* Instructions to follow *
Copy the lines that follow, keeping every character the same.

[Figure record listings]

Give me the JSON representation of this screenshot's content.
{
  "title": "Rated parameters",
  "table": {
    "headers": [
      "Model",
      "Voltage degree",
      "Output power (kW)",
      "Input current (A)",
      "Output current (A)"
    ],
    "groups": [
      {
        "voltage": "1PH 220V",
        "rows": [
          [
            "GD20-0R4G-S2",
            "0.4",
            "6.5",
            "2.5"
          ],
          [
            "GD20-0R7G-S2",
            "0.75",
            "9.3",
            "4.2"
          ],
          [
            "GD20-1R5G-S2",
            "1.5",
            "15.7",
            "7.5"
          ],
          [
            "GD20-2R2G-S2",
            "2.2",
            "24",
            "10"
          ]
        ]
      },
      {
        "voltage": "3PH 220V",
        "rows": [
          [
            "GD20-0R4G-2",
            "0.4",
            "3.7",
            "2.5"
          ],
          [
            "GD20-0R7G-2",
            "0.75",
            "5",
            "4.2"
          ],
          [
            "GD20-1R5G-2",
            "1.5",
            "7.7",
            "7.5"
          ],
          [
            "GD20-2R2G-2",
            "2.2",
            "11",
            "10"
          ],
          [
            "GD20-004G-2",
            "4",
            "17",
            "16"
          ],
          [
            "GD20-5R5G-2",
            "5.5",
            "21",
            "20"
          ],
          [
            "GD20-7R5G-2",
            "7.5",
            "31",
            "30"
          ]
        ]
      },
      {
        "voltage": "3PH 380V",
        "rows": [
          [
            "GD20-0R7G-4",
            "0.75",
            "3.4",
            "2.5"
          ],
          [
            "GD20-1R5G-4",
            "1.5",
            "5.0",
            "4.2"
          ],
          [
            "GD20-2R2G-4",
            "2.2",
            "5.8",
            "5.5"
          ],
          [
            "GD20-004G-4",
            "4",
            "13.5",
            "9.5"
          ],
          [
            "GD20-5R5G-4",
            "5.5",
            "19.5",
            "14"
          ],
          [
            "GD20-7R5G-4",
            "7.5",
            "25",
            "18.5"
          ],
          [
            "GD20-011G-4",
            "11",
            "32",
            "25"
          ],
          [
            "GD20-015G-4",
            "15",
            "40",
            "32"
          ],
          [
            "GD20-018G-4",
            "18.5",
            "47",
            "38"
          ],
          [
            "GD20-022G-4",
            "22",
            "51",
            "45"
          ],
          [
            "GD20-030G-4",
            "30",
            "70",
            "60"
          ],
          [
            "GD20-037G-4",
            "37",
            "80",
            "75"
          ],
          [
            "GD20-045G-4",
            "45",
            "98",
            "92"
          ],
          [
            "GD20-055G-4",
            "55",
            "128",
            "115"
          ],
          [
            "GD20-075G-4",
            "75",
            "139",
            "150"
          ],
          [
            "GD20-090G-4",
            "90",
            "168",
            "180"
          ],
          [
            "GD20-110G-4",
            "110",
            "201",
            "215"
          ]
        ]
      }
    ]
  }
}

* Task result *
Give me the JSON representation of this screenshot's content.
{
  "title": "Rated parameters",
  "table": {
    "headers": [
      "Model",
      "Voltage degree",
      "Output power (kW)",
      "Input current (A)",
      "Output current (A)"
    ],
    "groups": [
      {
        "voltage": "1PH 220V",
        "rows": [
          [
            "GD20-0R4G-S2",
            "0.4",
            "6.5",
            "2.5"
          ],
          [
            "GD20-0R7G-S2",
            "0.75",
            "9.3",
            "4.2"
          ],
          [
            "GD20-1R5G-S2",
            "1.5",
            "15.7",
            "7.5"
          ],
          [
            "GD20-2R2G-S2",
            "2.2",
            "24",
            "10"
          ]
        ]
      },
      {
        "voltage": "3PH 220V",
        "rows": [
          [
            "GD20-0R4G-2",
            "0.4",
            "3.7",
            "2.5"
          ],
          [
            "GD20-0R7G-2",
            "0.75",
            "5",
            "4.2"
          ],
          [
            "GD20-1R5G-2",
            "1.5",
            "7.7",
            "7.5"
          ],
          [
            "GD20-2R2G-2",
            "2.2",
            "11",
            "10"
          ],
          [
            "GD20-004G-2",
            "4",
            "17",
            "16"
          ],
          [
            "GD20-5R5G-2",
            "5.5",
            "21",
            "20"
          ],
          [
            "GD20-7R5G-2",
            "7.5",
            "31",
            "30"
          ]
        ]
      },
      {
        "voltage": "3PH 380V",
        "rows": [
          [
            "GD20-0R7G-4",
            "0.75",
            "3.4",
            "2.5"
          ],
          [
            "GD20-1R5G-4",
            "1.5",
            "5.0",
            "4.2"
          ],
          [
            "GD20-2R2G-4",
            "2.2",
            "5.8",
            "5.5"
          ],
          [
            "GD20-004G-4",
            "4",
            "13.5",
            "9.5"
          ],
          [
            "GD20-5R5G-4",
            "5.5",
            "19.5",
            "14"
          ],
          [
            "GD20-7R5G-4",
            "7.5",
            "25",
            "18.5"
          ],
          [
            "GD20-011G-4",
            "11",
            "32",
            "25"
          ],
          [
            "GD20-015G-4",
            "15",
            "40",
            "32"
          ],
          [
            "GD20-018G-4",
            "18.5",
            "47",
            "38"
          ],
          [
            "GD20-022G-4",
            "22",
            "51",
            "45"
          ],
          [
            "GD20-030G-4",
            "30",
            "70",
            "60"
          ],
          [
            "GD20-037G-4",
            "37",
            "80",
            "75"
          ],
          [
            "GD20-045G-4",
            "45",
            "98",
            "92"
          ],
          [
            "GD20-055G-4",
            "55",
            "128",
            "115"
          ],
          [
            "GD20-075G-4",
            "75",
            "139",
            "150"
          ],
          [
            "GD20-090G-4",
            "90",
            "168",
            "180"
          ],
          [
            "GD20-110G-4",
            "110",
            "201",
            "215"
          ]
        ]
      }
    ]
  }
}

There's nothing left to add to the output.